• [TASK DETAILS] In the records below, find each line with the word "content" and copy it.

• [INFORMATION SHOWN]

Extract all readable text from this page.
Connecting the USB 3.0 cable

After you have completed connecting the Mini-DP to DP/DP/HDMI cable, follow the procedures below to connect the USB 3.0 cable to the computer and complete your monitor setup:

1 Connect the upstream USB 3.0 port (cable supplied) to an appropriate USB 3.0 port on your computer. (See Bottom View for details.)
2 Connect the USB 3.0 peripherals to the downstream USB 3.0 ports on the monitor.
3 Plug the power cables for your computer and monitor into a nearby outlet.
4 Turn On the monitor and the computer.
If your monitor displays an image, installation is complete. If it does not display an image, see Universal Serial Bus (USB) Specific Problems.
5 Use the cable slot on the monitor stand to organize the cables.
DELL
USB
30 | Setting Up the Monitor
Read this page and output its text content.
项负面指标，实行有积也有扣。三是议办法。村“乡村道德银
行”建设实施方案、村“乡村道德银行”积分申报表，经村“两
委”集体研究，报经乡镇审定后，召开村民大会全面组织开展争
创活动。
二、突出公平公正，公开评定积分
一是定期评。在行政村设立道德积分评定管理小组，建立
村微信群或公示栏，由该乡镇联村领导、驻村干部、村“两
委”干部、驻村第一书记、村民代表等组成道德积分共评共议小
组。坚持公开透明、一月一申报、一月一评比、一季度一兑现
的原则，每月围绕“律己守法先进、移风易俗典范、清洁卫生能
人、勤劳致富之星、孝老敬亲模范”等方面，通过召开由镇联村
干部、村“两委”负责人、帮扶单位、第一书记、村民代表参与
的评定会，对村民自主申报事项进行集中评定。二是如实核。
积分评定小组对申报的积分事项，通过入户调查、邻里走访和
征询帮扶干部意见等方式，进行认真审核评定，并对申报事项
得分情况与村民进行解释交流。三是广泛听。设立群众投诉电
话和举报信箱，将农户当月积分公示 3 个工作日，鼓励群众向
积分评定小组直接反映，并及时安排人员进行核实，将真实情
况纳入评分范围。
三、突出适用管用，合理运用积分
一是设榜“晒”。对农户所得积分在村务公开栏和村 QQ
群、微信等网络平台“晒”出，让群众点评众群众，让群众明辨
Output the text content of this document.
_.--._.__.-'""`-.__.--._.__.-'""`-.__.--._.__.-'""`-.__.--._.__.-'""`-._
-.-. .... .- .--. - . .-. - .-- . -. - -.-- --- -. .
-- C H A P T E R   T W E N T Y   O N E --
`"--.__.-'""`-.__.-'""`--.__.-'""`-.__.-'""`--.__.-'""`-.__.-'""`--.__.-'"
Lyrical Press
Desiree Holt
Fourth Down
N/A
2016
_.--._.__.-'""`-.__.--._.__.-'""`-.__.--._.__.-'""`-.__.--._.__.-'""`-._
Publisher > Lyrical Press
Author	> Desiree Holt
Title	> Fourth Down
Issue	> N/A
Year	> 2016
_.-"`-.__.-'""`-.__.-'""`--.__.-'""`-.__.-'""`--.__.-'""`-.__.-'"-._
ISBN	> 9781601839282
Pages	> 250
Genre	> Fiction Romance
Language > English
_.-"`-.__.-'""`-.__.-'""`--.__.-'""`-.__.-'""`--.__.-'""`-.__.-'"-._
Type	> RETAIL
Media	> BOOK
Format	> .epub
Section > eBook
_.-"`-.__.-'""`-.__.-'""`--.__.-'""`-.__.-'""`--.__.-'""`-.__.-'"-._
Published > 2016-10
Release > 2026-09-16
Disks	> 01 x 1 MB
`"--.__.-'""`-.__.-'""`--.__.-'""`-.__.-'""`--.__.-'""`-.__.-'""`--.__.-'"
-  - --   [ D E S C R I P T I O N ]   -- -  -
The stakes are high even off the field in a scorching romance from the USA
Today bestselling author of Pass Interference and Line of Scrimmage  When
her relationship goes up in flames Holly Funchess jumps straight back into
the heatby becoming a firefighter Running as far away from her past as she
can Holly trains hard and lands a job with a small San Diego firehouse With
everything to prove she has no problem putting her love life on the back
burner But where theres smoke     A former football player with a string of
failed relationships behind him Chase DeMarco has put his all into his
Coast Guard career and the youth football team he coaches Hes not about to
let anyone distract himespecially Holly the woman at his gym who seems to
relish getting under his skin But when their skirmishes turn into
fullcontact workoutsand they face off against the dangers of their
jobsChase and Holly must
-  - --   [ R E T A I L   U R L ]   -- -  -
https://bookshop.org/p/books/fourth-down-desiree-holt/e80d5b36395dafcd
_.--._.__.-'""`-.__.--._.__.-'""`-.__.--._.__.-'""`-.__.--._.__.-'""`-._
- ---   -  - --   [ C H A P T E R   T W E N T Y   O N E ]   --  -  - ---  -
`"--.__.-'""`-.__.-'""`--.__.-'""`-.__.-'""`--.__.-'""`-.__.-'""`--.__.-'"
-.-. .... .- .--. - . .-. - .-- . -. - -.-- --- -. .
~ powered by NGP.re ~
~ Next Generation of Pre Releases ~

• [TASK RESULT]
Read this page and output its text content.
Output the text content of this document.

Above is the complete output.